Task to carry out — Omitting the pictures, output all of the records precisely as written.

Supplied material —
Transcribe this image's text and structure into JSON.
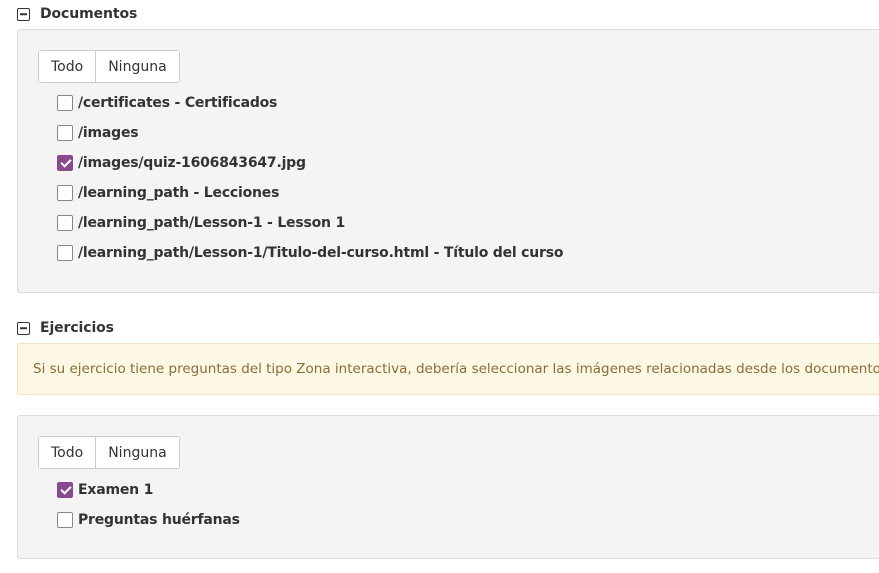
{
  "documents": {
    "title": "Documentos",
    "select_all_label": "Todo",
    "select_none_label": "Ninguna",
    "items": [
      {
        "label": "/certificates - Certificados",
        "checked": false
      },
      {
        "label": "/images",
        "checked": false
      },
      {
        "label": "/images/quiz-1606843647.jpg",
        "checked": true
      },
      {
        "label": "/learning_path - Lecciones",
        "checked": false
      },
      {
        "label": "/learning_path/Lesson-1 - Lesson 1",
        "checked": false
      },
      {
        "label": "/learning_path/Lesson-1/Titulo-del-curso.html - Título del curso",
        "checked": false
      }
    ]
  },
  "exercises": {
    "title": "Ejercicios",
    "notice": "Si su ejercicio tiene preguntas del tipo Zona interactiva, debería seleccionar las imágenes relacionadas desde los documentos.",
    "select_all_label": "Todo",
    "select_none_label": "Ninguna",
    "items": [
      {
        "label": "Examen 1",
        "checked": true
      },
      {
        "label": "Preguntas huérfanas",
        "checked": false
      }
    ]
  },
  "colors": {
    "checkbox_checked": "#8a4a8f",
    "panel_background": "#f4f4f4",
    "notice_background": "#fcf8e3",
    "notice_text": "#8a6d3b"
  }
}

Result —
Transcribe this image's text and structure into JSON.
{
  "documents": {
    "title": "Documentos",
    "select_all_label": "Todo",
    "select_none_label": "Ninguna",
    "items": [
      {
        "label": "/certificates - Certificados",
        "checked": false
      },
      {
        "label": "/images",
        "checked": false
      },
      {
        "label": "/images/quiz-1606843647.jpg",
        "checked": true
      },
      {
        "label": "/learning_path - Lecciones",
        "checked": false
      },
      {
        "label": "/learning_path/Lesson-1 - Lesson 1",
        "checked": false
      },
      {
        "label": "/learning_path/Lesson-1/Titulo-del-curso.html - Título del curso",
        "checked": false
      }
    ]
  },
  "exercises": {
    "title": "Ejercicios",
    "notice": "Si su ejercicio tiene preguntas del tipo Zona interactiva, debería seleccionar las imágenes relacionadas desde los documentos.",
    "select_all_label": "Todo",
    "select_none_label": "Ninguna",
    "items": [
      {
        "label": "Examen 1",
        "checked": true
      },
      {
        "label": "Preguntas huérfanas",
        "checked": false
      }
    ]
  },
  "colors": {
    "checkbox_checked": "#8a4a8f",
    "panel_background": "#f4f4f4",
    "notice_background": "#fcf8e3",
    "notice_text": "#8a6d3b"
  }
}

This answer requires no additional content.